start Stored data

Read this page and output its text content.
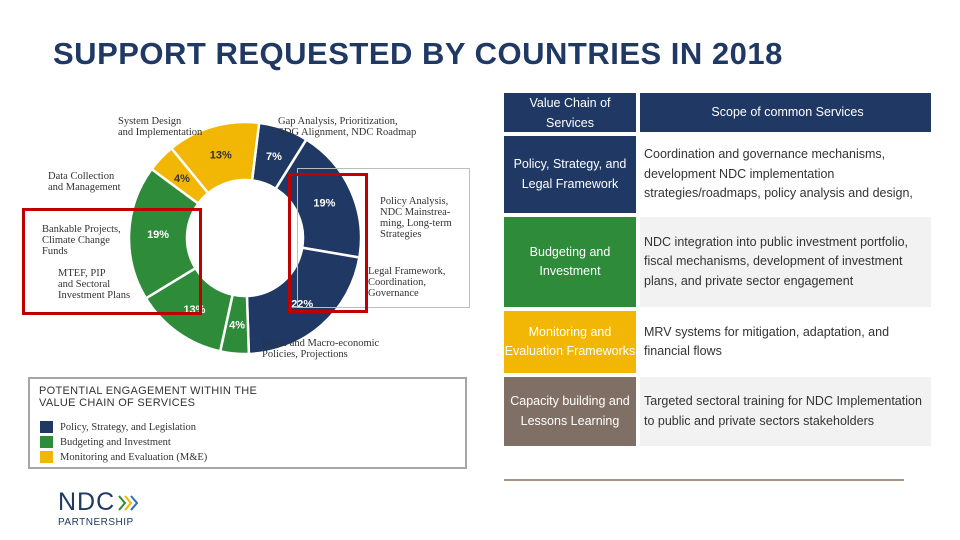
SUPPORT REQUESTED BY COUNTRIES IN 2018
7%
19%
22%
4%
13%
19%
4%
13%
System Design
and Implementation
Gap Analysis, Prioritization,
SDG Alignment, NDC Roadmap
Data Collection
and Management
Policy Analysis,
NDC Mainstrea-
ming, Long-term
Strategies
Bankable Projects,
Climate Change
Funds
Legal Framework,
Coordination,
Governance
MTEF, PIP
and Sectoral
Investment Plans
Fiscal and Macro-economic
Policies, Projections
POTENTIAL ENGAGEMENT WITHIN THE
VALUE CHAIN OF SERVICES
Policy, Strategy, and Legislation
Budgeting and Investment
Monitoring and Evaluation (M&E)
Value Chain of Services
Scope of common Services
Policy, Strategy, and Legal Framework
Coordination and governance mechanisms, development NDC implementation strategies/roadmaps, policy analysis and design,
Budgeting and Investment
NDC integration into public investment portfolio, fiscal mechanisms, development of investment plans, and private sector engagement
Monitoring and Evaluation Frameworks
MRV systems for mitigation, adaptation, and financial flows
Capacity building and Lessons Learning
Targeted sectoral training for NDC Implementation to public and private sectors stakeholders
NDC
PARTNERSHIP
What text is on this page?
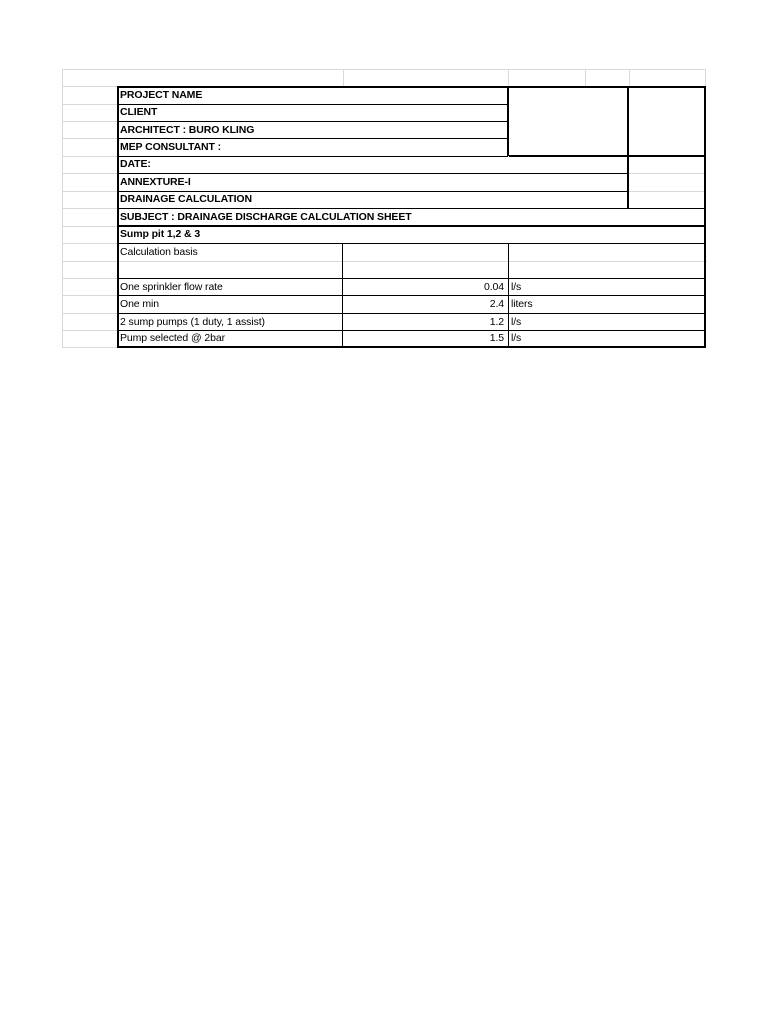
PROJECT NAME
CLIENT
ARCHITECT : BURO KLING
MEP CONSULTANT :
DATE:
ANNEXTURE-I
DRAINAGE CALCULATION
SUBJECT : DRAINAGE DISCHARGE CALCULATION SHEET
Sump pit 1,2 & 3
Calculation basis
One sprinkler flow rate	0.04 l/s
One min	2.4 liters
2 sump pumps (1 duty, 1 assist)	1.2 l/s
Pump selected @ 2bar	1.5 l/s
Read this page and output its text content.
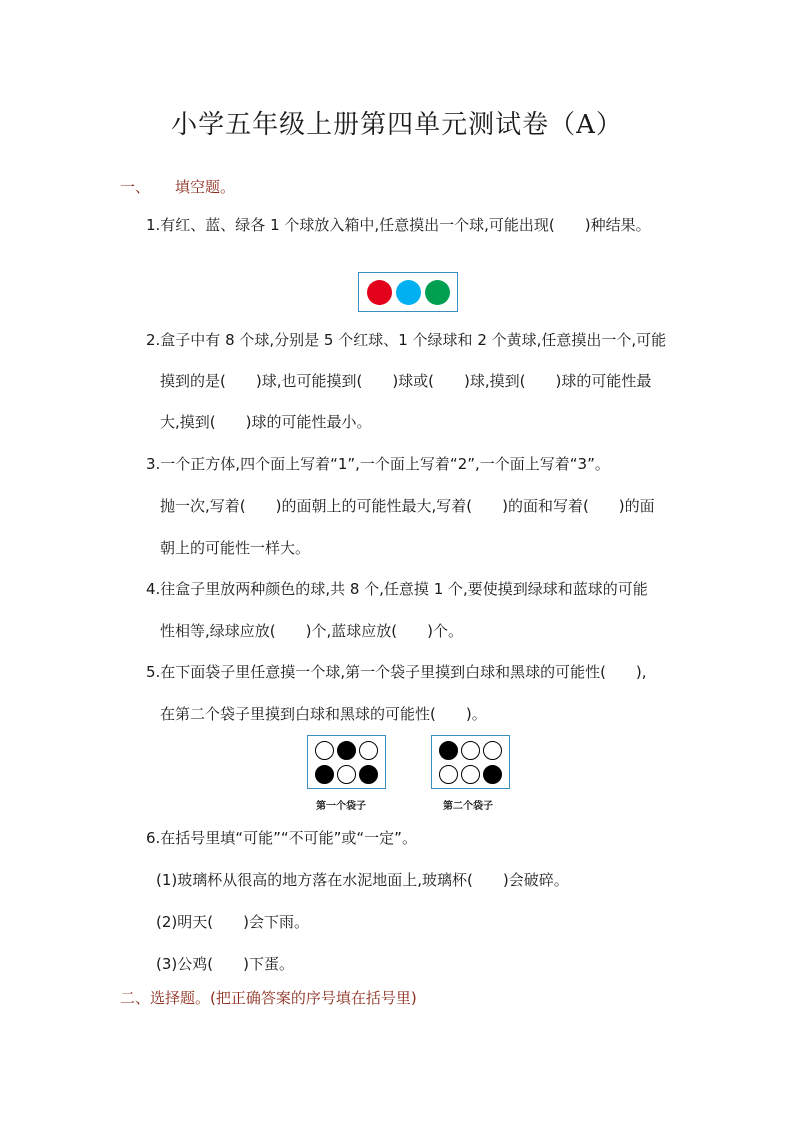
小学五年级上册第四单元测试卷（A）
一、 填空题。
1.有红、蓝、绿各 1 个球放入箱中,任意摸出一个球,可能出现(　　)种结果。
2.盒子中有 8 个球,分别是 5 个红球、1 个绿球和 2 个黄球,任意摸出一个,可能
摸到的是(　　)球,也可能摸到(　　)球或(　　)球,摸到(　　)球的可能性最
大,摸到(　　)球的可能性最小。
3.一个正方体,四个面上写着“1”,一个面上写着“2”,一个面上写着“3”。
抛一次,写着(　　)的面朝上的可能性最大,写着(　　)的面和写着(　　)的面
朝上的可能性一样大。
4.往盒子里放两种颜色的球,共 8 个,任意摸 1 个,要使摸到绿球和蓝球的可能
性相等,绿球应放(　　)个,蓝球应放(　　)个。
5.在下面袋子里任意摸一个球,第一个袋子里摸到白球和黑球的可能性(　　),
在第二个袋子里摸到白球和黑球的可能性(　　)。
第一个袋子	第二个袋子
6.在括号里填“可能”“不可能”或“一定”。
(1)玻璃杯从很高的地方落在水泥地面上,玻璃杯(　　)会破碎。
(2)明天(　　)会下雨。
(3)公鸡(　　)下蛋。
二、选择题。(把正确答案的序号填在括号里)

end Stored data

What to work on: Tell how many lines of the records above hold the string "Coordination". Give no other text.

Task output: 2